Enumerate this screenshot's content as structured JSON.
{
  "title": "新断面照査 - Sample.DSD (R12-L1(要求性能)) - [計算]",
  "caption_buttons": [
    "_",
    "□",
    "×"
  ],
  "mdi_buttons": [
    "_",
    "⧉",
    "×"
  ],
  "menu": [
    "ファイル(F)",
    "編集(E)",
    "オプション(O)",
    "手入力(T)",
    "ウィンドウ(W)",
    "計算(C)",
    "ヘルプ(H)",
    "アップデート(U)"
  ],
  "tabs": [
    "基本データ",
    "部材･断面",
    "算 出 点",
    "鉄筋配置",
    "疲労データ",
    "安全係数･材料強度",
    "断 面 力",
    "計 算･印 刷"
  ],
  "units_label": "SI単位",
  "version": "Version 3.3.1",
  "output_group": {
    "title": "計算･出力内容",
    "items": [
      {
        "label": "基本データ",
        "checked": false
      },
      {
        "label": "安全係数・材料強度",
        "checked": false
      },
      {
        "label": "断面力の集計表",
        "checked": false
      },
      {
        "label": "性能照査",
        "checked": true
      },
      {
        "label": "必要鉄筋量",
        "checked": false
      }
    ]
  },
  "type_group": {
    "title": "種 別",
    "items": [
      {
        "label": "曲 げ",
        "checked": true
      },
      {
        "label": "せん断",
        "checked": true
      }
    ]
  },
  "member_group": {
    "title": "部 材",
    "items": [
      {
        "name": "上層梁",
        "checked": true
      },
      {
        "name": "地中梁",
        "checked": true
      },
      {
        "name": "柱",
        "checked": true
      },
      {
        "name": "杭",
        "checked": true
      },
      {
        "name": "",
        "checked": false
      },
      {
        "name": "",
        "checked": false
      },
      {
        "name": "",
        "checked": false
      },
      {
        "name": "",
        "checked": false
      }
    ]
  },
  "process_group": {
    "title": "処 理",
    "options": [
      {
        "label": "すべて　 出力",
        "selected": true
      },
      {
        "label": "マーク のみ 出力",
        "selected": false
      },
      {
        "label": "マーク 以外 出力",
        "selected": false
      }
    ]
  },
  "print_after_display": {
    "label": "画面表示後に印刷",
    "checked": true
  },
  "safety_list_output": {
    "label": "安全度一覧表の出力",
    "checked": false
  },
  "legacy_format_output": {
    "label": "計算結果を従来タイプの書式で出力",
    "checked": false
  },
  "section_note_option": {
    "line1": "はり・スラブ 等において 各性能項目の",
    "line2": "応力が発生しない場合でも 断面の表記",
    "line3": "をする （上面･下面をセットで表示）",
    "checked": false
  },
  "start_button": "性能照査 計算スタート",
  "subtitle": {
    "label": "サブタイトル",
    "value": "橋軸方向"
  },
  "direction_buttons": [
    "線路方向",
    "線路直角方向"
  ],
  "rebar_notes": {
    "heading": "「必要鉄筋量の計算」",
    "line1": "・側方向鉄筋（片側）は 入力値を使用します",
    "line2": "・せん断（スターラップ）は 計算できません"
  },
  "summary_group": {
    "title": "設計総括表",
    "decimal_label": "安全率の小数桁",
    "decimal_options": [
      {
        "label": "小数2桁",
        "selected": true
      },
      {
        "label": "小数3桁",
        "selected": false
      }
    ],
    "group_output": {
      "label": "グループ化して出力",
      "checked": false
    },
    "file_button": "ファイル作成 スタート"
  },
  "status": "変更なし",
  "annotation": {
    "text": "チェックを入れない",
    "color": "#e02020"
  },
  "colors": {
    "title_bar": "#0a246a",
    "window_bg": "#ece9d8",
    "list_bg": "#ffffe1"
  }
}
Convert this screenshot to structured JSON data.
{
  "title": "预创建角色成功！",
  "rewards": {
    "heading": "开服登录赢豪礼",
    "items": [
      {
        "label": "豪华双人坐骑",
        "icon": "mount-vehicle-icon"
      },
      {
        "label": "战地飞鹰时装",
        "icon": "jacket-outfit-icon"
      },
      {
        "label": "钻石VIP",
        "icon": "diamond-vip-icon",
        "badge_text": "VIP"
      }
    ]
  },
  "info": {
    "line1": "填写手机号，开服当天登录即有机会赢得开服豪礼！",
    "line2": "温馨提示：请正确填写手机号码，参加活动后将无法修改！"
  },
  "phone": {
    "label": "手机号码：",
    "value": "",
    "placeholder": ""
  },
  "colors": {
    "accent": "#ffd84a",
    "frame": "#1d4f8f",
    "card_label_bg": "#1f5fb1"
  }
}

◆ ◆ ◆

▶ **WHAT IS EXPECTED**: Which lines hold the string "icon"? Copy all of them from the data above.

▶ **COMPLETE ANSWER**:
        "icon": "mount-vehicle-icon"
        "icon": "jacket-outfit-icon"
        "icon": "diamond-vip-icon",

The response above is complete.